What the task requires:
Examine each line of the data. Copy those that contain the string "title".

Data entries:
<<<<
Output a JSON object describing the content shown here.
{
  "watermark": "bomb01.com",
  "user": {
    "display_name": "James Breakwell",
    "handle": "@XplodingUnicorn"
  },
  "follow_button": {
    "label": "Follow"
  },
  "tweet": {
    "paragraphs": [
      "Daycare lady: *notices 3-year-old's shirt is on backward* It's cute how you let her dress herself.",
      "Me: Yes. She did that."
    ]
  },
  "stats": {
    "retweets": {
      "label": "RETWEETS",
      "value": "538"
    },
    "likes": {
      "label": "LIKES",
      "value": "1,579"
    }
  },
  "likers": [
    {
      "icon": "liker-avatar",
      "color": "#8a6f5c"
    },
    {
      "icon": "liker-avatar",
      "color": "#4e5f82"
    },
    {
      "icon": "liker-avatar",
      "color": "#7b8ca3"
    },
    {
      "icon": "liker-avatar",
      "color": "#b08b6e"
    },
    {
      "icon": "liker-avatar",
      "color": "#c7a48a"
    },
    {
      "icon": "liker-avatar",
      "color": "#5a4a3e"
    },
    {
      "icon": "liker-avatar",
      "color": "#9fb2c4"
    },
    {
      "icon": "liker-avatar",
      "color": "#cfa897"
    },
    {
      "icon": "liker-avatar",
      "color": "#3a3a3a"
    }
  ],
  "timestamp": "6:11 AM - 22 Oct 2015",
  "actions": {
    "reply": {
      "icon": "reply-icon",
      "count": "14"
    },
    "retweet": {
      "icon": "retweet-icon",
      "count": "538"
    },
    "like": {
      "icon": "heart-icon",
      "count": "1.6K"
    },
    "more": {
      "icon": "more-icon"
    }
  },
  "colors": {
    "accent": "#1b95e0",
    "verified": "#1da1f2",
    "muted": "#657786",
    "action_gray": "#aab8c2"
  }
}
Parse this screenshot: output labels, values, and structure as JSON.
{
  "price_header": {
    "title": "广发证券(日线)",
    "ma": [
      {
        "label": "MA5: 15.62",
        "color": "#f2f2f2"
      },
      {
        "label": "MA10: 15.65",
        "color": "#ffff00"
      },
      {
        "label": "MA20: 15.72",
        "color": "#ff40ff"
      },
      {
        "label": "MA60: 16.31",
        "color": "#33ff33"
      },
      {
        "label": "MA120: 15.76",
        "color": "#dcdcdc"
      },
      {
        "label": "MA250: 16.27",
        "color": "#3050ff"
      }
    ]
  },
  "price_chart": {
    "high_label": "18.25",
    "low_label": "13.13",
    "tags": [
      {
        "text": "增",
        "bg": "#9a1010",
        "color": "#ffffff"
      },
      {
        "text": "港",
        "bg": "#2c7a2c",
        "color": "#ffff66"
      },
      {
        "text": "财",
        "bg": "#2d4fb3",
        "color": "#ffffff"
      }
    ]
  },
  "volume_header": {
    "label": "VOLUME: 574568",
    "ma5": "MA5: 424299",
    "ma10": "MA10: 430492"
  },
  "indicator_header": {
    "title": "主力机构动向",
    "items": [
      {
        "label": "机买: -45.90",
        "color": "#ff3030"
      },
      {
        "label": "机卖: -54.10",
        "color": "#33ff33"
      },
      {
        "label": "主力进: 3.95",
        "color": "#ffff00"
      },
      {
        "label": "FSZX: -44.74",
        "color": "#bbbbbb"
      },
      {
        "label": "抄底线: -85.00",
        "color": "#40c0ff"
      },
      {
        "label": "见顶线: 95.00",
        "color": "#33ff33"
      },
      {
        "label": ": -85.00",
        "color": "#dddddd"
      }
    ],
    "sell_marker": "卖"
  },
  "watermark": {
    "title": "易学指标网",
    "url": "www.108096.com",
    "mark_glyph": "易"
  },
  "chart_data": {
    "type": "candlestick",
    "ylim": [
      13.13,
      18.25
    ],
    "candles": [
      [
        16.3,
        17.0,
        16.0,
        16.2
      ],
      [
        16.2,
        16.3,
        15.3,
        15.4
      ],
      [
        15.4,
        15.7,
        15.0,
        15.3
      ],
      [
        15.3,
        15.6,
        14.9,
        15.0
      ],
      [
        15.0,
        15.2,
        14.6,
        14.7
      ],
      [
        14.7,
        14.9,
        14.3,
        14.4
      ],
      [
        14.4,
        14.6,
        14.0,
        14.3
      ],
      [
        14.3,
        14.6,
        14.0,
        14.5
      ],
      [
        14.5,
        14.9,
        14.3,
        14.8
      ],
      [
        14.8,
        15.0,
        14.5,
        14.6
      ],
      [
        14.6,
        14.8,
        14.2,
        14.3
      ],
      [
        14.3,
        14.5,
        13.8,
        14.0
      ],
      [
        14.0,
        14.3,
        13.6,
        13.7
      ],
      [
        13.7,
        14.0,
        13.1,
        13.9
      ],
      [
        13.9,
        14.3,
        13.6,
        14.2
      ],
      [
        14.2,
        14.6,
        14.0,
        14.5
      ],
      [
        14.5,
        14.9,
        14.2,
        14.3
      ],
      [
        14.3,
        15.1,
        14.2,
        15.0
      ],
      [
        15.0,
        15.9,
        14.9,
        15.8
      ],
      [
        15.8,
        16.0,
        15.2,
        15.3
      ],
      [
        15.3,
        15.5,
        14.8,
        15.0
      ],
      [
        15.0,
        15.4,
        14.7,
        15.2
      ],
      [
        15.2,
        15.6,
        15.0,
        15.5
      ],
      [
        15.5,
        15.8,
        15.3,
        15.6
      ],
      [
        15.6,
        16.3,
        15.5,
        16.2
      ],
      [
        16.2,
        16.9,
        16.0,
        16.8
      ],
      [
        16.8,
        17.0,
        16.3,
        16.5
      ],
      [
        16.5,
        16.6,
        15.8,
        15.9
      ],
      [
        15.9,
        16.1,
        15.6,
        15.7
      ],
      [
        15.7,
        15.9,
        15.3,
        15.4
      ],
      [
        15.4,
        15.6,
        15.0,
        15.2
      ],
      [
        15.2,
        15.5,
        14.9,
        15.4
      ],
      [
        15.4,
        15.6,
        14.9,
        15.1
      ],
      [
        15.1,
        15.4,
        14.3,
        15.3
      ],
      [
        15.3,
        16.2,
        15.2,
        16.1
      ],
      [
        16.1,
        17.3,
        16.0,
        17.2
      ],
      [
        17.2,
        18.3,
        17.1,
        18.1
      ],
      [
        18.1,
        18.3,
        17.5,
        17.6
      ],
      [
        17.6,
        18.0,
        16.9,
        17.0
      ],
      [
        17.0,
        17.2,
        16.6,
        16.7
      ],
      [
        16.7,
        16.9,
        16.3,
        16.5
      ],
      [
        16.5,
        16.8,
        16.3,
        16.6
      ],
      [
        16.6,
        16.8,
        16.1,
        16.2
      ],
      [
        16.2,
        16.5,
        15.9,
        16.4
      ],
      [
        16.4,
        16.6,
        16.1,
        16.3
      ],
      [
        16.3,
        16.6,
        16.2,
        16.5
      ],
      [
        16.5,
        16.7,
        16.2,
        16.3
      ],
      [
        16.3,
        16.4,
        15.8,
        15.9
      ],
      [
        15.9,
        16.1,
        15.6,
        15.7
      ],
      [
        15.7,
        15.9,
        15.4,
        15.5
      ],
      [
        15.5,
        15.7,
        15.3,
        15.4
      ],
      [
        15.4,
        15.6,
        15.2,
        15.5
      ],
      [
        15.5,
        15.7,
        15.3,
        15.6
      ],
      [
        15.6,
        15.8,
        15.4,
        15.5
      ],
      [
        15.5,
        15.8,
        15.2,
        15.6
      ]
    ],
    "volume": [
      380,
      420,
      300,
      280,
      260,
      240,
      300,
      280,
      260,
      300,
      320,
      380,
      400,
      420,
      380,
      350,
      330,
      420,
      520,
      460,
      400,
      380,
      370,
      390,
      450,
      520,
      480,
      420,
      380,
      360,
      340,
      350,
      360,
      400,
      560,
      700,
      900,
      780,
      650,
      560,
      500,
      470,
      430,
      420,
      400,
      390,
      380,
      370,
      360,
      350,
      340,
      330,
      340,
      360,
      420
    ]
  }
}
>>>>
Expected output:
    "title": "广发证券(日线)",
    "title": "主力机构动向",
    "title": "易学指标网",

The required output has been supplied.